Copy out all the lines exactly. Omit pictures.

Data entries

Begin

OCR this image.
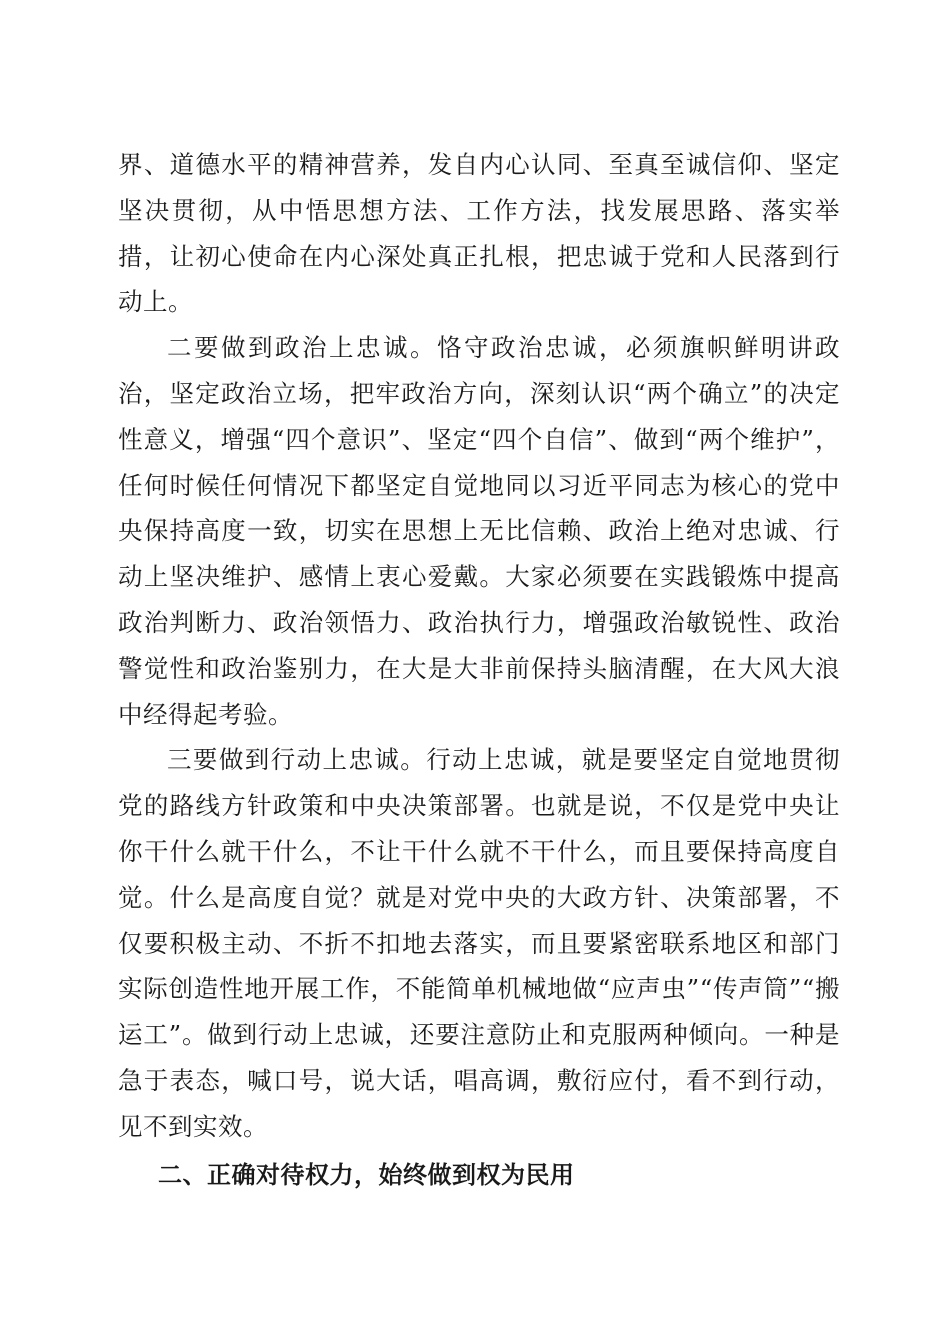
界、道德水平的精神营养，发自内心认同、至真至诚信仰、坚定坚决贯彻，从中悟思想方法、工作方法，找发展思路、落实举措，让初心使命在内心深处真正扎根，把忠诚于党和人民落到行动上。

二要做到政治上忠诚。恪守政治忠诚，必须旗帜鲜明讲政治，坚定政治立场，把牢政治方向，深刻认识“两个确立”的决定性意义，增强“四个意识”、坚定“四个自信”、做到“两个维护”，任何时候任何情况下都坚定自觉地同以习近平同志为核心的党中央保持高度一致，切实在思想上无比信赖、政治上绝对忠诚、行动上坚决维护、感情上衷心爱戴。大家必须要在实践锻炼中提高政治判断力、政治领悟力、政治执行力，增强政治敏锐性、政治警觉性和政治鉴别力，在大是大非前保持头脑清醒，在大风大浪中经得起考验。

三要做到行动上忠诚。行动上忠诚，就是要坚定自觉地贯彻党的路线方针政策和中央决策部署。也就是说，不仅是党中央让你干什么就干什么，不让干什么就不干什么，而且要保持高度自觉。什么是高度自觉？就是对党中央的大政方针、决策部署，不仅要积极主动、不折不扣地去落实，而且要紧密联系地区和部门实际创造性地开展工作，不能简单机械地做“应声虫”“传声筒”“搬运工”。做到行动上忠诚，还要注意防止和克服两种倾向。一种是急于表态，喊口号，说大话，唱高调，敷衍应付，看不到行动，见不到实效。

二、正确对待权力，始终做到权为民用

End

Task response |
OCR this image.
界、道德水平的精神营养，发自内心认同、至真至诚信仰、坚定坚决贯彻，从中悟思想方法、工作方法，找发展思路、落实举措，让初心使命在内心深处真正扎根，把忠诚于党和人民落到行动上。

二要做到政治上忠诚。恪守政治忠诚，必须旗帜鲜明讲政治，坚定政治立场，把牢政治方向，深刻认识“两个确立”的决定性意义，增强“四个意识”、坚定“四个自信”、做到“两个维护”，任何时候任何情况下都坚定自觉地同以习近平同志为核心的党中央保持高度一致，切实在思想上无比信赖、政治上绝对忠诚、行动上坚决维护、感情上衷心爱戴。大家必须要在实践锻炼中提高政治判断力、政治领悟力、政治执行力，增强政治敏锐性、政治警觉性和政治鉴别力，在大是大非前保持头脑清醒，在大风大浪中经得起考验。

三要做到行动上忠诚。行动上忠诚，就是要坚定自觉地贯彻党的路线方针政策和中央决策部署。也就是说，不仅是党中央让你干什么就干什么，不让干什么就不干什么，而且要保持高度自觉。什么是高度自觉？就是对党中央的大政方针、决策部署，不仅要积极主动、不折不扣地去落实，而且要紧密联系地区和部门实际创造性地开展工作，不能简单机械地做“应声虫”“传声筒”“搬运工”。做到行动上忠诚，还要注意防止和克服两种倾向。一种是急于表态，喊口号，说大话，唱高调，敷衍应付，看不到行动，见不到实效。

二、正确对待权力，始终做到权为民用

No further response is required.